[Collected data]
▼

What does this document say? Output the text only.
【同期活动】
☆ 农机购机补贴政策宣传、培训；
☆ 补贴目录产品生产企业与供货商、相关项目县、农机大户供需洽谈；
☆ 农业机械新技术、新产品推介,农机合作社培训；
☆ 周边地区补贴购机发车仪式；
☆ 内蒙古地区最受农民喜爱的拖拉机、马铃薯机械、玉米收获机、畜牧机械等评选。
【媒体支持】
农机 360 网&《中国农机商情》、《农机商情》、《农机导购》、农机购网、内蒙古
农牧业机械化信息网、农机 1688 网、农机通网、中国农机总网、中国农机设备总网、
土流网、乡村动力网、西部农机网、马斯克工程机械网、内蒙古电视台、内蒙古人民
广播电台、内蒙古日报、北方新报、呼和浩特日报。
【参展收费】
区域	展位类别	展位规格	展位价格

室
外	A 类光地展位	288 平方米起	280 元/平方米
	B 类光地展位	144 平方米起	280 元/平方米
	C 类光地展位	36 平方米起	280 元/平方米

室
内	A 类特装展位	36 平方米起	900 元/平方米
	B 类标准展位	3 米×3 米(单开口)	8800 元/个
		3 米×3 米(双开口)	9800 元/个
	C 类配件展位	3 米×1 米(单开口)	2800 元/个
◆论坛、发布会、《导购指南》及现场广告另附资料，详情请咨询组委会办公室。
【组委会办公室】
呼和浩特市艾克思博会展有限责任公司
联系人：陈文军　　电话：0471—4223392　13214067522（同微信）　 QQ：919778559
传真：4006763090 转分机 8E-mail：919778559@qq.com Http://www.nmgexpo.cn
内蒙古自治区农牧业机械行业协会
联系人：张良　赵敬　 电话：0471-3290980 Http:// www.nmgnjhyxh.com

▲

» **YOUR TASK**
Locate and copy each line in the data above that includes the word "Http".

» **TASK OUTPUT**
传真：4006763090 转分机 8E-mail：919778559@qq.com Http://www.nmgexpo.cn
联系人：张良　赵敬　 电话：0471-3290980 Http:// www.nmgnjhyxh.com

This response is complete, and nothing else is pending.